List all lines in the material below that contain "Chen".
### LISTED RECORDS ###
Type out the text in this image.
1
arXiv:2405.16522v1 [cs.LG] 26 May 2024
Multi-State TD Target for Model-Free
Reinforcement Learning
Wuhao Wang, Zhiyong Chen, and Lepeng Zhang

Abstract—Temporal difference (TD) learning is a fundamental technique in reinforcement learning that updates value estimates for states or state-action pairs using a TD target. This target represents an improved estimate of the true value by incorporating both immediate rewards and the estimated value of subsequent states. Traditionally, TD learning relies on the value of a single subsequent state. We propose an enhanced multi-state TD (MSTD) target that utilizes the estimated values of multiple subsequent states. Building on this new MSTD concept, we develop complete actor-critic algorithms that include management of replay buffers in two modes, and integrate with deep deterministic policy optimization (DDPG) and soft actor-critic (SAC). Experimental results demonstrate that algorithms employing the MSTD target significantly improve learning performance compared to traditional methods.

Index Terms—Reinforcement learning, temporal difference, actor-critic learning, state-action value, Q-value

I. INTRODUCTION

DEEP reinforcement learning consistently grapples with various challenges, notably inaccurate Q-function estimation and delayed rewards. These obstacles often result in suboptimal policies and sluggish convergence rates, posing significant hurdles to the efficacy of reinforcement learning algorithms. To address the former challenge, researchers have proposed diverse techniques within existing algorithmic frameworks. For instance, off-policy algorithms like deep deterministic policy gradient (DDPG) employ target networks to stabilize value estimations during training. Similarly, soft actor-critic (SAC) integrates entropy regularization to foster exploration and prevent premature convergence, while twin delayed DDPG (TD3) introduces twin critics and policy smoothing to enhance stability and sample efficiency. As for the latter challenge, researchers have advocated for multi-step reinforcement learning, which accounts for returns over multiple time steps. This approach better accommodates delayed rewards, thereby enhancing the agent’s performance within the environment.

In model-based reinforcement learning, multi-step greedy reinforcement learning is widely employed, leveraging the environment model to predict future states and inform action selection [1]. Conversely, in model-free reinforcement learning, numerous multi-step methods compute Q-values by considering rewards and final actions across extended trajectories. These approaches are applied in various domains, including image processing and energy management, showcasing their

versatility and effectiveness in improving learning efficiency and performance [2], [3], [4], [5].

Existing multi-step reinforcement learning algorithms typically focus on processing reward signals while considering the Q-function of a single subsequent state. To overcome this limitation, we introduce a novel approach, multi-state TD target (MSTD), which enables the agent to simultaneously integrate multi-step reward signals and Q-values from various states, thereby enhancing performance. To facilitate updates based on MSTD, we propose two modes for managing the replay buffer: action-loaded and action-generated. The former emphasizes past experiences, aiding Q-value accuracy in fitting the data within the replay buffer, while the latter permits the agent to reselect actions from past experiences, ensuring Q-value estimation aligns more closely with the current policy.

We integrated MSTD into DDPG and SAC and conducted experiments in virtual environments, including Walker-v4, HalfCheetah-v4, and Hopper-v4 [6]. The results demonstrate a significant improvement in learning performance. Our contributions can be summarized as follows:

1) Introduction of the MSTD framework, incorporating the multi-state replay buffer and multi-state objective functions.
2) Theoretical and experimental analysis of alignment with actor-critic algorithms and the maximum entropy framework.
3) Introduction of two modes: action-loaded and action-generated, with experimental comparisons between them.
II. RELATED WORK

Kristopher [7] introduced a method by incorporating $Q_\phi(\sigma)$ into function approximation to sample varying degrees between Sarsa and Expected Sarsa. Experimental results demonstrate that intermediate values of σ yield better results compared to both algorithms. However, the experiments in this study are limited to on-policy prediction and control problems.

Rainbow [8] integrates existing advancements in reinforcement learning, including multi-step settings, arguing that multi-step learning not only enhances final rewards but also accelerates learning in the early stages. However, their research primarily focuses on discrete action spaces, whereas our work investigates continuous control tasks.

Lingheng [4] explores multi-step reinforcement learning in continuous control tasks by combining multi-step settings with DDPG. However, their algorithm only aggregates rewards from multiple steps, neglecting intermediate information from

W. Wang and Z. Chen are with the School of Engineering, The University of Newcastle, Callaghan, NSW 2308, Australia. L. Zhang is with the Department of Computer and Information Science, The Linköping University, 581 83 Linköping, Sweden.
###
▶ **RESPONSE TO THIS EXERCISE**
Wuhao Wang, Zhiyong Chen, and Lepeng Zhang
W. Wang and Z. Chen are with the School of Engineering, The University of Newcastle, Callaghan, NSW 2308, Australia. L. Zhang is with the Department of Computer and Information Science, The Linköping University, 581 83 Linköping, Sweden.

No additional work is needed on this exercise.